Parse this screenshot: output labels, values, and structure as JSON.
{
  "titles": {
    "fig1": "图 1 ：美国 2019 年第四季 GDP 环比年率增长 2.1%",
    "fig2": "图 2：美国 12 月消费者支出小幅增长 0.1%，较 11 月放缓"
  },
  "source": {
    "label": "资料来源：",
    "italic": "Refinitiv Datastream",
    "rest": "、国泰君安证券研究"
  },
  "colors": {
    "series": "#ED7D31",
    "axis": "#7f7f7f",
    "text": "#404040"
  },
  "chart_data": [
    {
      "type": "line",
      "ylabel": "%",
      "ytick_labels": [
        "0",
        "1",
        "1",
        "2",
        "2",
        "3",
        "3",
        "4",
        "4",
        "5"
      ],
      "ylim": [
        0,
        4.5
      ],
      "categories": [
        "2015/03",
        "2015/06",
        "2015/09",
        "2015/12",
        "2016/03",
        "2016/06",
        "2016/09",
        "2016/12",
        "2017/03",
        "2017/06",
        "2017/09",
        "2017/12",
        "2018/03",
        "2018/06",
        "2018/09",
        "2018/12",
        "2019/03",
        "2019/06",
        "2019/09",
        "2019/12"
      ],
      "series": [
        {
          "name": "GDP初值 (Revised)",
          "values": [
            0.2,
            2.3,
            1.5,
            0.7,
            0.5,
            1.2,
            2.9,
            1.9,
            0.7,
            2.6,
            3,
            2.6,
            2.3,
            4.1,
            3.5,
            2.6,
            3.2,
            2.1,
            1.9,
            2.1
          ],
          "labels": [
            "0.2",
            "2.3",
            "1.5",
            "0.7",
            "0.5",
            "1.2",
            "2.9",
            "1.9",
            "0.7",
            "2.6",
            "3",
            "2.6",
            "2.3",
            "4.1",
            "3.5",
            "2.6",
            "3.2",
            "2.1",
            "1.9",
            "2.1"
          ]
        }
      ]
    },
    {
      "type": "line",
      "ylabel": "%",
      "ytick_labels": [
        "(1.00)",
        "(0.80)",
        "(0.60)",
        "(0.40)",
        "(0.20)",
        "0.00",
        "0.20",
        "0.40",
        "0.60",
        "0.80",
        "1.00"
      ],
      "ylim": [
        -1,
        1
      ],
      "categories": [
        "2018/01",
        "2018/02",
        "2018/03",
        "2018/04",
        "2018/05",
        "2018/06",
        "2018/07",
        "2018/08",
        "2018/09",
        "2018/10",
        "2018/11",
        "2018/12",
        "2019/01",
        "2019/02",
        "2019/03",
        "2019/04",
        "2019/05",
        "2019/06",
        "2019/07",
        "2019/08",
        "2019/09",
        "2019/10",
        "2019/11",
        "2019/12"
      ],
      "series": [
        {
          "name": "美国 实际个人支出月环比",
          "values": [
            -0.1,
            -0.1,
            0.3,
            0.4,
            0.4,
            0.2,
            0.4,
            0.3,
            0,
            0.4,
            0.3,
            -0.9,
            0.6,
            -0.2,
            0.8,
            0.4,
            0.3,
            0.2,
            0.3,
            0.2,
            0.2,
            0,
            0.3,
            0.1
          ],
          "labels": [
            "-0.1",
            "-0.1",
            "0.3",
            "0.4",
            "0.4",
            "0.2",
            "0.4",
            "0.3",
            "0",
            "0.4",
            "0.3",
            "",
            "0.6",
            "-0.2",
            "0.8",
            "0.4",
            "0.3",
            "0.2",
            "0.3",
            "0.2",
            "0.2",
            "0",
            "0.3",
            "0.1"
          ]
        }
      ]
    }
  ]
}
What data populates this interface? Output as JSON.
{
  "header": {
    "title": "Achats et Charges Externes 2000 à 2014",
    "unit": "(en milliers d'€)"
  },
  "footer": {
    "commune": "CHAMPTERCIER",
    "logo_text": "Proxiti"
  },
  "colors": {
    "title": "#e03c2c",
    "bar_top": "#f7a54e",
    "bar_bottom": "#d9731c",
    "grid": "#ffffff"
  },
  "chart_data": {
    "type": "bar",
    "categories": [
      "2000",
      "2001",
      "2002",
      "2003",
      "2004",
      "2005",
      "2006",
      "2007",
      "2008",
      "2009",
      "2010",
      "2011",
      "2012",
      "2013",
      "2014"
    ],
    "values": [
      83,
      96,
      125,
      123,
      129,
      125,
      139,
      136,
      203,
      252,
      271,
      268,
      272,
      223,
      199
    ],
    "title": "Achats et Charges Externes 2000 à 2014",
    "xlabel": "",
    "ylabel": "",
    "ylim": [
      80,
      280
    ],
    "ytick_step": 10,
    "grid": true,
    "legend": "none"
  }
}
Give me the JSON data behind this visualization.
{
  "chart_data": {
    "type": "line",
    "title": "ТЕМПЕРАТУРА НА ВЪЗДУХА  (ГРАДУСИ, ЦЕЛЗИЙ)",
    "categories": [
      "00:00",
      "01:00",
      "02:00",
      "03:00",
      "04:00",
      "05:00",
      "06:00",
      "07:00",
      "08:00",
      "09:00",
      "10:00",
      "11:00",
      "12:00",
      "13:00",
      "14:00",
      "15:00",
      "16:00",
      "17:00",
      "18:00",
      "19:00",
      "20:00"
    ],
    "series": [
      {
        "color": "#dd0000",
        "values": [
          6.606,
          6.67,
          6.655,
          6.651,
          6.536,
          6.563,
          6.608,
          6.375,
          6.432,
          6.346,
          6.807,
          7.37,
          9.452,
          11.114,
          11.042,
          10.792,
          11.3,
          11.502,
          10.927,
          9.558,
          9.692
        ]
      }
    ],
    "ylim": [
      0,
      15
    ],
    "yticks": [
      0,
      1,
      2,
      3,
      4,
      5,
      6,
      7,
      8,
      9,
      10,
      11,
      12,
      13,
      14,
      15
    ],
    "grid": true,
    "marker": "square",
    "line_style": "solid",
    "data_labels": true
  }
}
============
### What you should do
All lines above with "name" in them should be returned.

### Output for this task
          "name": "GDP初值 (Revised)",
          "name": "美国 实际个人支出月环比",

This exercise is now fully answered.